Data excerpts
== == ==
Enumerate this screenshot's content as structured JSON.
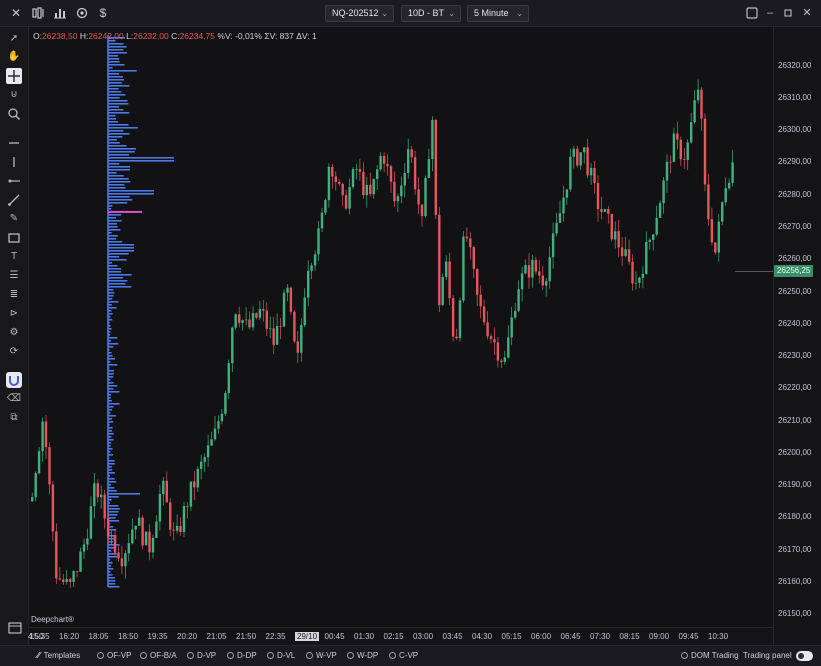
{
  "topbar": {
    "symbol": "NQ-202512",
    "period": "10D - BT",
    "timeframe": "5 Minute",
    "icons": [
      "close-icon",
      "layout-icon",
      "bar-chart-icon",
      "settings-icon",
      "dollar-icon",
      "maximize-icon",
      "minimize-icon",
      "restore-icon",
      "close-window-icon"
    ]
  },
  "ohlc": {
    "o_label": "O:",
    "o": "26238,50",
    "h_label": "H:",
    "h": "26242,00",
    "l_label": "L:",
    "l": "26232,00",
    "c_label": "C:",
    "c": "26234,75",
    "pct": "%V: -0,01%",
    "sum_v": "ΣV: 837",
    "delta_v": "ΔV: 1"
  },
  "price_tag": "26256,25",
  "watermark": "Deepchart®",
  "colors": {
    "up": "#3fb37f",
    "down": "#e5575d",
    "profile": "#4f7ff0",
    "poc": "#e04fd0",
    "background": "#121214"
  },
  "bottom": {
    "templates": "Templates",
    "options": [
      "OF-VP",
      "OF-B/A",
      "D-VP",
      "D-DP",
      "D-VL",
      "W-VP",
      "W-DP",
      "C-VP"
    ],
    "dom_trading": "DOM Trading",
    "trading_panel": "Trading panel"
  },
  "toolbar": [
    "pointer-icon",
    "hand-icon",
    "crosshair-icon",
    "magnet-icon",
    "zoom-icon",
    "horizontal-line-icon",
    "vertical-line-icon",
    "ray-icon",
    "trend-line-icon",
    "pencil-icon",
    "rectangle-icon",
    "text-icon",
    "fib-icon",
    "channel-icon",
    "marker-icon",
    "settings-list-icon",
    "alert-icon",
    "magnet-active-icon",
    "eraser-icon",
    "layers-icon"
  ],
  "chart_data": {
    "type": "candlestick",
    "y_ticks": [
      "26320,00",
      "26310,00",
      "26300,00",
      "26290,00",
      "26280,00",
      "26270,00",
      "26260,00",
      "26250,00",
      "26240,00",
      "26230,00",
      "26220,00",
      "26210,00",
      "26200,00",
      "26190,00",
      "26180,00",
      "26170,00",
      "26160,00",
      "26150,00"
    ],
    "ylim": [
      26146,
      26332
    ],
    "x_ticks": [
      "4:50",
      "15:35",
      "16:20",
      "18:05",
      "18:50",
      "19:35",
      "20:20",
      "21:05",
      "21:50",
      "22:35",
      "29/10",
      "00:45",
      "01:30",
      "02:15",
      "03:00",
      "03:45",
      "04:30",
      "05:15",
      "06:00",
      "06:45",
      "07:30",
      "08:15",
      "09:00",
      "09:45",
      "10:30"
    ],
    "path": [
      [
        0,
        26185
      ],
      [
        8,
        26212
      ],
      [
        16,
        26162
      ],
      [
        24,
        26158
      ],
      [
        32,
        26170
      ],
      [
        40,
        26190
      ],
      [
        48,
        26175
      ],
      [
        56,
        26168
      ],
      [
        64,
        26180
      ],
      [
        72,
        26170
      ],
      [
        80,
        26190
      ],
      [
        88,
        26172
      ],
      [
        96,
        26186
      ],
      [
        104,
        26196
      ],
      [
        112,
        26205
      ],
      [
        118,
        26218
      ],
      [
        124,
        26246
      ],
      [
        132,
        26238
      ],
      [
        140,
        26244
      ],
      [
        148,
        26234
      ],
      [
        156,
        26250
      ],
      [
        162,
        26226
      ],
      [
        168,
        26258
      ],
      [
        176,
        26268
      ],
      [
        182,
        26292
      ],
      [
        190,
        26276
      ],
      [
        198,
        26288
      ],
      [
        206,
        26278
      ],
      [
        214,
        26294
      ],
      [
        222,
        26276
      ],
      [
        230,
        26296
      ],
      [
        238,
        26270
      ],
      [
        244,
        26306
      ],
      [
        248,
        26246
      ],
      [
        252,
        26260
      ],
      [
        258,
        26232
      ],
      [
        264,
        26270
      ],
      [
        272,
        26246
      ],
      [
        280,
        26236
      ],
      [
        288,
        26228
      ],
      [
        296,
        26252
      ],
      [
        304,
        26258
      ],
      [
        312,
        26254
      ],
      [
        320,
        26270
      ],
      [
        328,
        26290
      ],
      [
        336,
        26294
      ],
      [
        344,
        26278
      ],
      [
        352,
        26270
      ],
      [
        360,
        26262
      ],
      [
        368,
        26252
      ],
      [
        376,
        26266
      ],
      [
        384,
        26282
      ],
      [
        390,
        26296
      ],
      [
        398,
        26292
      ],
      [
        406,
        26315
      ],
      [
        410,
        26278
      ],
      [
        416,
        26262
      ],
      [
        422,
        26284
      ],
      [
        428,
        26292
      ]
    ],
    "last_price": 26256.25,
    "poc_price": 26275
  }
}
== == ==
Repeat the listing verbatim. Skip the pictures.

Enumerate this screenshot's content as structured JSON.
{
  "topbar": {
    "symbol": "NQ-202512",
    "period": "10D - BT",
    "timeframe": "5 Minute",
    "icons": [
      "close-icon",
      "layout-icon",
      "bar-chart-icon",
      "settings-icon",
      "dollar-icon",
      "maximize-icon",
      "minimize-icon",
      "restore-icon",
      "close-window-icon"
    ]
  },
  "ohlc": {
    "o_label": "O:",
    "o": "26238,50",
    "h_label": "H:",
    "h": "26242,00",
    "l_label": "L:",
    "l": "26232,00",
    "c_label": "C:",
    "c": "26234,75",
    "pct": "%V: -0,01%",
    "sum_v": "ΣV: 837",
    "delta_v": "ΔV: 1"
  },
  "price_tag": "26256,25",
  "watermark": "Deepchart®",
  "colors": {
    "up": "#3fb37f",
    "down": "#e5575d",
    "profile": "#4f7ff0",
    "poc": "#e04fd0",
    "background": "#121214"
  },
  "bottom": {
    "templates": "Templates",
    "options": [
      "OF-VP",
      "OF-B/A",
      "D-VP",
      "D-DP",
      "D-VL",
      "W-VP",
      "W-DP",
      "C-VP"
    ],
    "dom_trading": "DOM Trading",
    "trading_panel": "Trading panel"
  },
  "toolbar": [
    "pointer-icon",
    "hand-icon",
    "crosshair-icon",
    "magnet-icon",
    "zoom-icon",
    "horizontal-line-icon",
    "vertical-line-icon",
    "ray-icon",
    "trend-line-icon",
    "pencil-icon",
    "rectangle-icon",
    "text-icon",
    "fib-icon",
    "channel-icon",
    "marker-icon",
    "settings-list-icon",
    "alert-icon",
    "magnet-active-icon",
    "eraser-icon",
    "layers-icon"
  ],
  "chart_data": {
    "type": "candlestick",
    "y_ticks": [
      "26320,00",
      "26310,00",
      "26300,00",
      "26290,00",
      "26280,00",
      "26270,00",
      "26260,00",
      "26250,00",
      "26240,00",
      "26230,00",
      "26220,00",
      "26210,00",
      "26200,00",
      "26190,00",
      "26180,00",
      "26170,00",
      "26160,00",
      "26150,00"
    ],
    "ylim": [
      26146,
      26332
    ],
    "x_ticks": [
      "4:50",
      "15:35",
      "16:20",
      "18:05",
      "18:50",
      "19:35",
      "20:20",
      "21:05",
      "21:50",
      "22:35",
      "29/10",
      "00:45",
      "01:30",
      "02:15",
      "03:00",
      "03:45",
      "04:30",
      "05:15",
      "06:00",
      "06:45",
      "07:30",
      "08:15",
      "09:00",
      "09:45",
      "10:30"
    ],
    "path": [
      [
        0,
        26185
      ],
      [
        8,
        26212
      ],
      [
        16,
        26162
      ],
      [
        24,
        26158
      ],
      [
        32,
        26170
      ],
      [
        40,
        26190
      ],
      [
        48,
        26175
      ],
      [
        56,
        26168
      ],
      [
        64,
        26180
      ],
      [
        72,
        26170
      ],
      [
        80,
        26190
      ],
      [
        88,
        26172
      ],
      [
        96,
        26186
      ],
      [
        104,
        26196
      ],
      [
        112,
        26205
      ],
      [
        118,
        26218
      ],
      [
        124,
        26246
      ],
      [
        132,
        26238
      ],
      [
        140,
        26244
      ],
      [
        148,
        26234
      ],
      [
        156,
        26250
      ],
      [
        162,
        26226
      ],
      [
        168,
        26258
      ],
      [
        176,
        26268
      ],
      [
        182,
        26292
      ],
      [
        190,
        26276
      ],
      [
        198,
        26288
      ],
      [
        206,
        26278
      ],
      [
        214,
        26294
      ],
      [
        222,
        26276
      ],
      [
        230,
        26296
      ],
      [
        238,
        26270
      ],
      [
        244,
        26306
      ],
      [
        248,
        26246
      ],
      [
        252,
        26260
      ],
      [
        258,
        26232
      ],
      [
        264,
        26270
      ],
      [
        272,
        26246
      ],
      [
        280,
        26236
      ],
      [
        288,
        26228
      ],
      [
        296,
        26252
      ],
      [
        304,
        26258
      ],
      [
        312,
        26254
      ],
      [
        320,
        26270
      ],
      [
        328,
        26290
      ],
      [
        336,
        26294
      ],
      [
        344,
        26278
      ],
      [
        352,
        26270
      ],
      [
        360,
        26262
      ],
      [
        368,
        26252
      ],
      [
        376,
        26266
      ],
      [
        384,
        26282
      ],
      [
        390,
        26296
      ],
      [
        398,
        26292
      ],
      [
        406,
        26315
      ],
      [
        410,
        26278
      ],
      [
        416,
        26262
      ],
      [
        422,
        26284
      ],
      [
        428,
        26292
      ]
    ],
    "last_price": 26256.25,
    "poc_price": 26275
  }
}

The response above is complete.